▸ REQUEST
Only the pictures are omitted; repeat all other data exactly.

▸ DATA SHOWN
+ + + +

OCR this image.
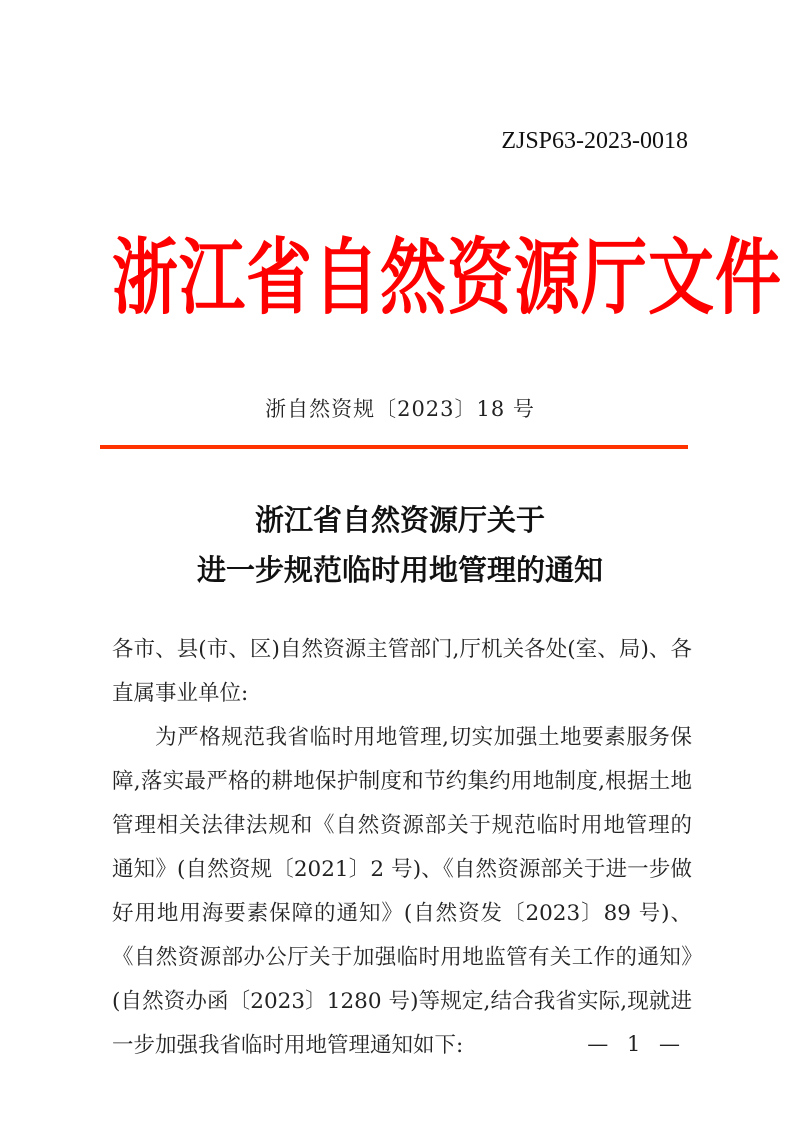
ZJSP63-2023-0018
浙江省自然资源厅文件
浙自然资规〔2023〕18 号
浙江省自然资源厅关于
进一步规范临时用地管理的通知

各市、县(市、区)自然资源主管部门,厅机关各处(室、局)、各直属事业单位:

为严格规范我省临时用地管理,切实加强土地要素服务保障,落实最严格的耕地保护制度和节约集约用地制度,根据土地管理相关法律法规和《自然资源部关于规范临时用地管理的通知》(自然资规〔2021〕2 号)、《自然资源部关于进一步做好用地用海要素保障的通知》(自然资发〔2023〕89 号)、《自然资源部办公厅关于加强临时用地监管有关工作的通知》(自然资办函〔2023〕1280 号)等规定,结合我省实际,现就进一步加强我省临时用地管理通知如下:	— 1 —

+ + + +

▸ REPLY TO THE TASK
OCR this image.
ZJSP63-2023-0018
浙江省自然资源厅文件
浙自然资规〔2023〕18 号
浙江省自然资源厅关于
进一步规范临时用地管理的通知

各市、县(市、区)自然资源主管部门,厅机关各处(室、局)、各直属事业单位:

为严格规范我省临时用地管理,切实加强土地要素服务保障,落实最严格的耕地保护制度和节约集约用地制度,根据土地管理相关法律法规和《自然资源部关于规范临时用地管理的通知》(自然资规〔2021〕2 号)、《自然资源部关于进一步做好用地用海要素保障的通知》(自然资发〔2023〕89 号)、《自然资源部办公厅关于加强临时用地监管有关工作的通知》(自然资办函〔2023〕1280 号)等规定,结合我省实际,现就进一步加强我省临时用地管理通知如下:	— 1 —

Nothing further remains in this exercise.